===== EXTRACTED ENTRIES =====
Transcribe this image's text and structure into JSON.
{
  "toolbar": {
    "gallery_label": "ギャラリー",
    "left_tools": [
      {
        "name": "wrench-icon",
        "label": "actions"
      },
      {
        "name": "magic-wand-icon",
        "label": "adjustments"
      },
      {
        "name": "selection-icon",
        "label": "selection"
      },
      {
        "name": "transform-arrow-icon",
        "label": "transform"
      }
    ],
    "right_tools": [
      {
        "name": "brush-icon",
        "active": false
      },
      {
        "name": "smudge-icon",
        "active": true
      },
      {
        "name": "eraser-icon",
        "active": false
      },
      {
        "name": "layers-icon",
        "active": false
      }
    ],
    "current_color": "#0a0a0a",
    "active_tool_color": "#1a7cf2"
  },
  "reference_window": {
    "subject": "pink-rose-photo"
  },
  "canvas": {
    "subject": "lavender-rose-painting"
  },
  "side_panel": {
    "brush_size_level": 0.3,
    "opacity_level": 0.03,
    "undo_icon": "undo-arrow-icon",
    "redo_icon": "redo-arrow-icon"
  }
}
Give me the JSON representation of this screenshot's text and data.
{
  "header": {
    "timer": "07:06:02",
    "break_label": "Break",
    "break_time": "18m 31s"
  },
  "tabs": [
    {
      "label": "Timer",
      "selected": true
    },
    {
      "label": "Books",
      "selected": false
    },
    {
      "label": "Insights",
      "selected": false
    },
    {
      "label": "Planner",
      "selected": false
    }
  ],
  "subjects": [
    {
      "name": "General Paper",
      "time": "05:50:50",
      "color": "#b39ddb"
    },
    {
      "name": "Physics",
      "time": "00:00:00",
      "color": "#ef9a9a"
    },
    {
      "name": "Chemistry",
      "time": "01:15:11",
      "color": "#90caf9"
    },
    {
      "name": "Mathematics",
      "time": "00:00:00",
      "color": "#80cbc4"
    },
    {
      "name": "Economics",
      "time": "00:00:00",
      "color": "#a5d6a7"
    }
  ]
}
=====
YOUR GOAL >> Starting with the line that contains "Give me the", print each line through the last one in the listing. Include both end lines and add nothing.

WORKED ANSWER >>
Give me the JSON representation of this screenshot's text and data.
{
  "header": {
    "timer": "07:06:02",
    "break_label": "Break",
    "break_time": "18m 31s"
  },
  "tabs": [
    {
      "label": "Timer",
      "selected": true
    },
    {
      "label": "Books",
      "selected": false
    },
    {
      "label": "Insights",
      "selected": false
    },
    {
      "label": "Planner",
      "selected": false
    }
  ],
  "subjects": [
    {
      "name": "General Paper",
      "time": "05:50:50",
      "color": "#b39ddb"
    },
    {
      "name": "Physics",
      "time": "00:00:00",
      "color": "#ef9a9a"
    },
    {
      "name": "Chemistry",
      "time": "01:15:11",
      "color": "#90caf9"
    },
    {
      "name": "Mathematics",
      "time": "00:00:00",
      "color": "#80cbc4"
    },
    {
      "name": "Economics",
      "time": "00:00:00",
      "color": "#a5d6a7"
    }
  ]
}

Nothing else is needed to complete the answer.